Brief -> Report how many lines hold the string "data". Give the number and nothing else.

· · · ·

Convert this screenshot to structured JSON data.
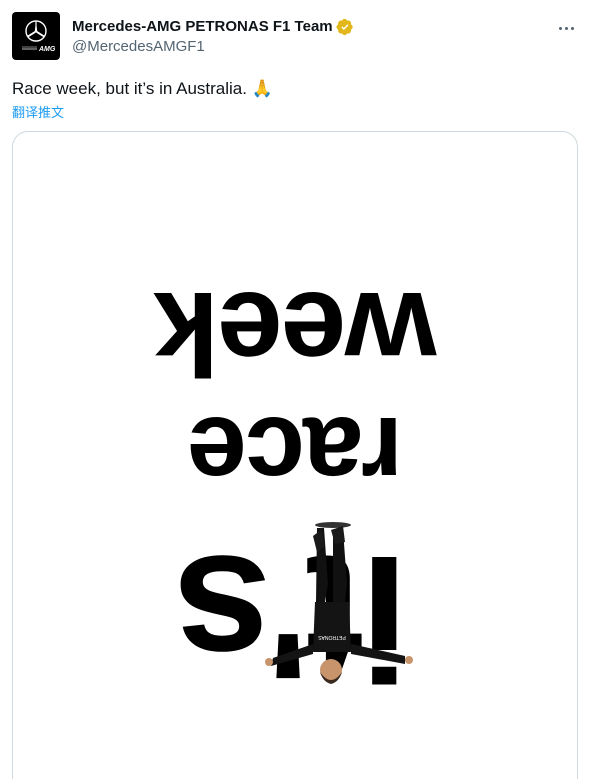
{
  "account": {
    "display_name": "Mercedes-AMG PETRONAS F1 Team",
    "handle": "@MercedesAMGF1",
    "avatar_icon": "mercedes-star-amg-logo",
    "avatar_logo_text": "AMG",
    "verified_icon": "gold-verified-badge"
  },
  "tweet": {
    "text": "Race week, but it’s in Australia. 🙏",
    "translate_label": "翻译推文"
  },
  "media": {
    "words": [
      "week",
      "race",
      "it's"
    ],
    "shirt_text": "PETRONAS"
  },
  "colors": {
    "verified_gold": "#e2b719",
    "link_blue": "#1d9bf0",
    "text_primary": "#0f1419",
    "text_secondary": "#536471",
    "border": "#cfd9de"
  }
}
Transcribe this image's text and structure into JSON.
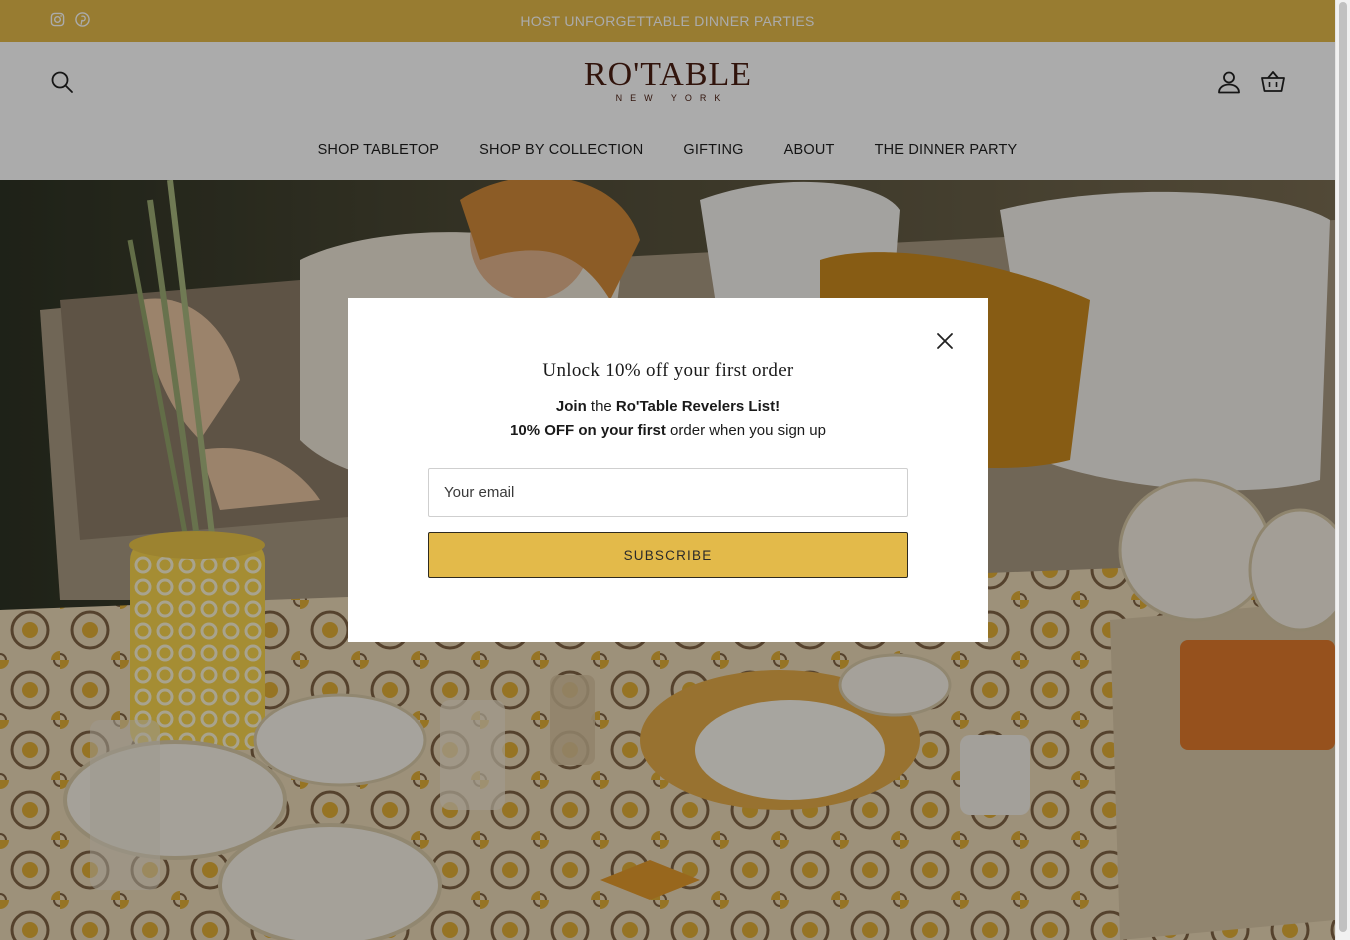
{
  "announcement": {
    "text": "HOST UNFORGETTABLE DINNER PARTIES",
    "social": [
      "instagram-icon",
      "pinterest-icon"
    ]
  },
  "header": {
    "logo_main": "RO'TABLE",
    "logo_sub": "NEW YORK",
    "icons": [
      "search-icon",
      "account-icon",
      "basket-icon"
    ]
  },
  "nav": {
    "items": [
      "SHOP TABLETOP",
      "SHOP BY COLLECTION",
      "GIFTING",
      "ABOUT",
      "THE DINNER PARTY"
    ]
  },
  "popup": {
    "title": "Unlock 10% off your first order",
    "line1_bold_a": "Join",
    "line1_plain": " the ",
    "line1_bold_b": "Ro'Table Revelers List!",
    "line2_bold": "10% OFF on your first",
    "line2_plain": " order when you sign up",
    "email_placeholder": "Your email",
    "subscribe_label": "SUBSCRIBE"
  },
  "colors": {
    "accent": "#e3ba4a",
    "logo": "#4a1e12",
    "overlay": "rgba(0,0,0,0.33)"
  }
}
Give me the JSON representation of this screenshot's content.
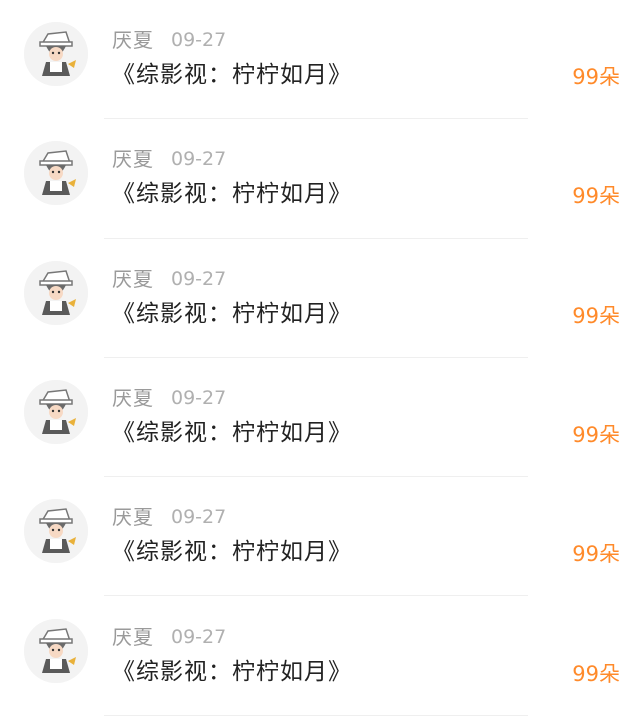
{
  "items": [
    {
      "user": "厌夏",
      "date": "09-27",
      "title": "《综影视：柠柠如月》",
      "count": "99朵",
      "avatar_icon": "avatar-cartoon-icon"
    },
    {
      "user": "厌夏",
      "date": "09-27",
      "title": "《综影视：柠柠如月》",
      "count": "99朵",
      "avatar_icon": "avatar-cartoon-icon"
    },
    {
      "user": "厌夏",
      "date": "09-27",
      "title": "《综影视：柠柠如月》",
      "count": "99朵",
      "avatar_icon": "avatar-cartoon-icon"
    },
    {
      "user": "厌夏",
      "date": "09-27",
      "title": "《综影视：柠柠如月》",
      "count": "99朵",
      "avatar_icon": "avatar-cartoon-icon"
    },
    {
      "user": "厌夏",
      "date": "09-27",
      "title": "《综影视：柠柠如月》",
      "count": "99朵",
      "avatar_icon": "avatar-cartoon-icon"
    },
    {
      "user": "厌夏",
      "date": "09-27",
      "title": "《综影视：柠柠如月》",
      "count": "99朵",
      "avatar_icon": "avatar-cartoon-icon"
    }
  ],
  "colors": {
    "count_accent": "#ff8a2a",
    "name": "#9a9a9a",
    "date": "#b0b0b0",
    "title": "#222222"
  }
}
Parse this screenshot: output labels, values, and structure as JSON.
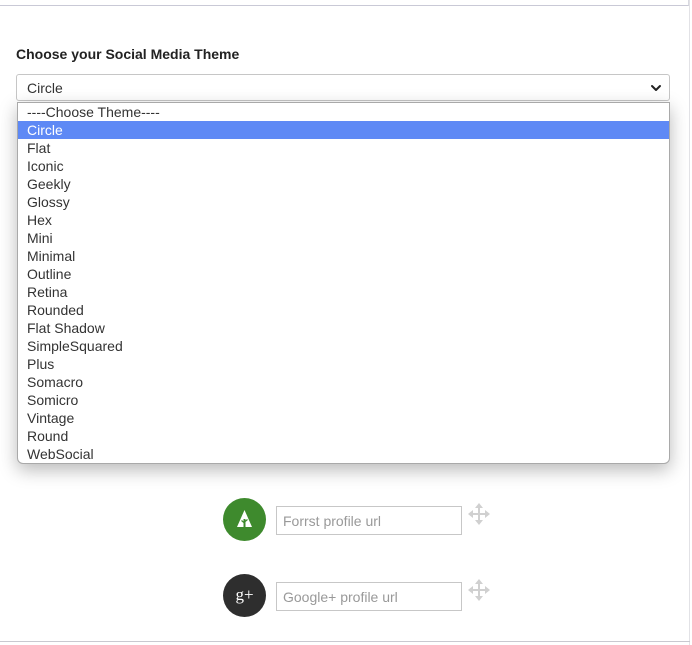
{
  "section": {
    "title": "Choose your Social Media Theme"
  },
  "theme_select": {
    "selected": "Circle",
    "options": [
      "----Choose Theme----",
      "Circle",
      "Flat",
      "Iconic",
      "Geekly",
      "Glossy",
      "Hex",
      "Mini",
      "Minimal",
      "Outline",
      "Retina",
      "Rounded",
      "Flat Shadow",
      "SimpleSquared",
      "Plus",
      "Somacro",
      "Somicro",
      "Vintage",
      "Round",
      "WebSocial"
    ],
    "highlighted_index": 1
  },
  "social_links": [
    {
      "network": "Forrst",
      "icon": "forrst-tree-icon",
      "color": "#3e8a2d",
      "placeholder": "Forrst profile url",
      "value": ""
    },
    {
      "network": "Google+",
      "icon": "google-plus-icon",
      "color": "#2e2e2e",
      "glyph": "g+",
      "placeholder": "Google+ profile url",
      "value": ""
    }
  ],
  "colors": {
    "highlight": "#5e89f5",
    "move_icon": "#d0d0d0"
  }
}
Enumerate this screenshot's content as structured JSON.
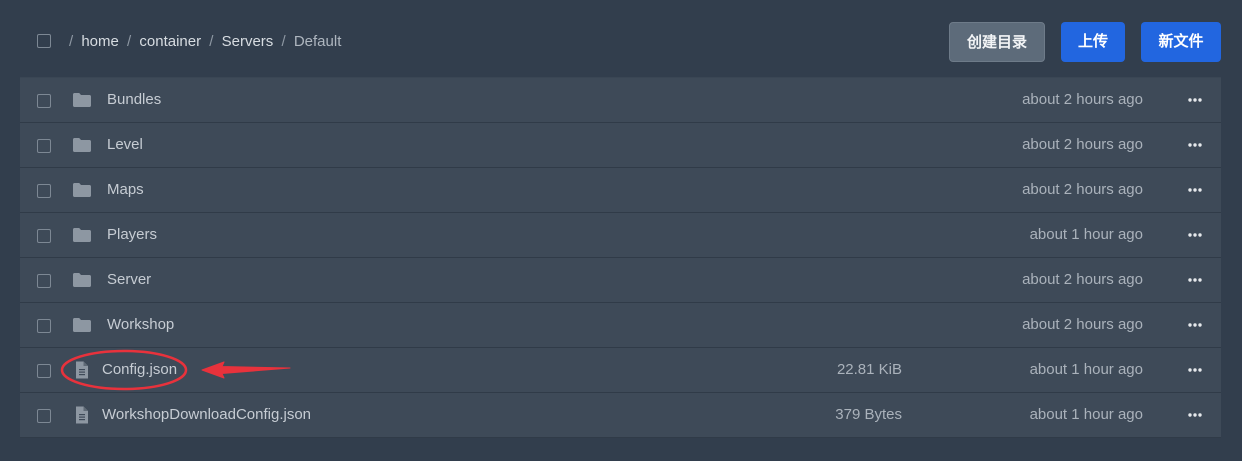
{
  "toolbar": {
    "breadcrumb": [
      {
        "label": "home"
      },
      {
        "label": "container"
      },
      {
        "label": "Servers"
      },
      {
        "label": "Default"
      }
    ],
    "create_dir_label": "创建目录",
    "upload_label": "上传",
    "new_file_label": "新文件"
  },
  "files": [
    {
      "name": "Bundles",
      "type": "folder",
      "size": "",
      "modified": "about 2 hours ago"
    },
    {
      "name": "Level",
      "type": "folder",
      "size": "",
      "modified": "about 2 hours ago"
    },
    {
      "name": "Maps",
      "type": "folder",
      "size": "",
      "modified": "about 2 hours ago"
    },
    {
      "name": "Players",
      "type": "folder",
      "size": "",
      "modified": "about 1 hour ago"
    },
    {
      "name": "Server",
      "type": "folder",
      "size": "",
      "modified": "about 2 hours ago"
    },
    {
      "name": "Workshop",
      "type": "folder",
      "size": "",
      "modified": "about 2 hours ago"
    },
    {
      "name": "Config.json",
      "type": "file",
      "size": "22.81 KiB",
      "modified": "about 1 hour ago"
    },
    {
      "name": "WorkshopDownloadConfig.json",
      "type": "file",
      "size": "379 Bytes",
      "modified": "about 1 hour ago"
    }
  ],
  "icons": {
    "folder": "folder-icon",
    "file": "file-text-icon",
    "more": "more-horizontal-icon"
  },
  "colors": {
    "background": "#323e4d",
    "row": "#3e4a58",
    "primary": "#2266e0",
    "secondary": "#5d6b7a",
    "annotation": "#e8323c"
  }
}
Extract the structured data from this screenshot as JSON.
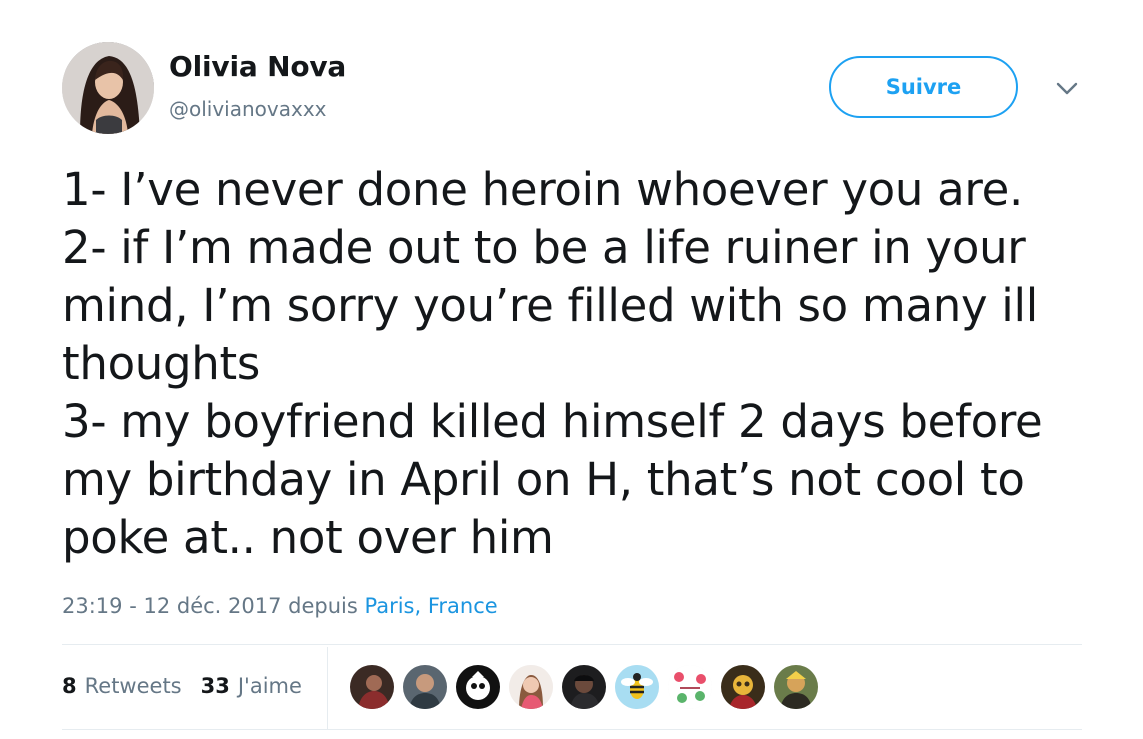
{
  "author": {
    "name": "Olivia Nova",
    "handle": "@olivianovaxxx"
  },
  "actions": {
    "follow_label": "Suivre"
  },
  "tweet": {
    "lines": [
      "1- I’ve never done heroin whoever you are.",
      "2- if I’m made out to be a life ruiner in your",
      "mind, I’m sorry you’re filled with so many ill",
      "thoughts",
      "3- my boyfriend killed himself 2 days before",
      "my birthday in April on H, that’s not cool to",
      "poke at.. not over him"
    ]
  },
  "meta": {
    "time": "23:19",
    "separator": " - ",
    "date": "12 déc. 2017",
    "via": " depuis ",
    "location": "Paris, France"
  },
  "stats": {
    "retweets_count": "8",
    "retweets_label": "Retweets",
    "likes_count": "33",
    "likes_label": "J'aime"
  },
  "icons": {
    "more": "chevron-down-icon"
  },
  "colors": {
    "accent": "#1da1f2",
    "link": "#1b95e0",
    "muted": "#657786",
    "text": "#14171a",
    "divider": "#e6ecf0"
  }
}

· · · ·

The response -> 2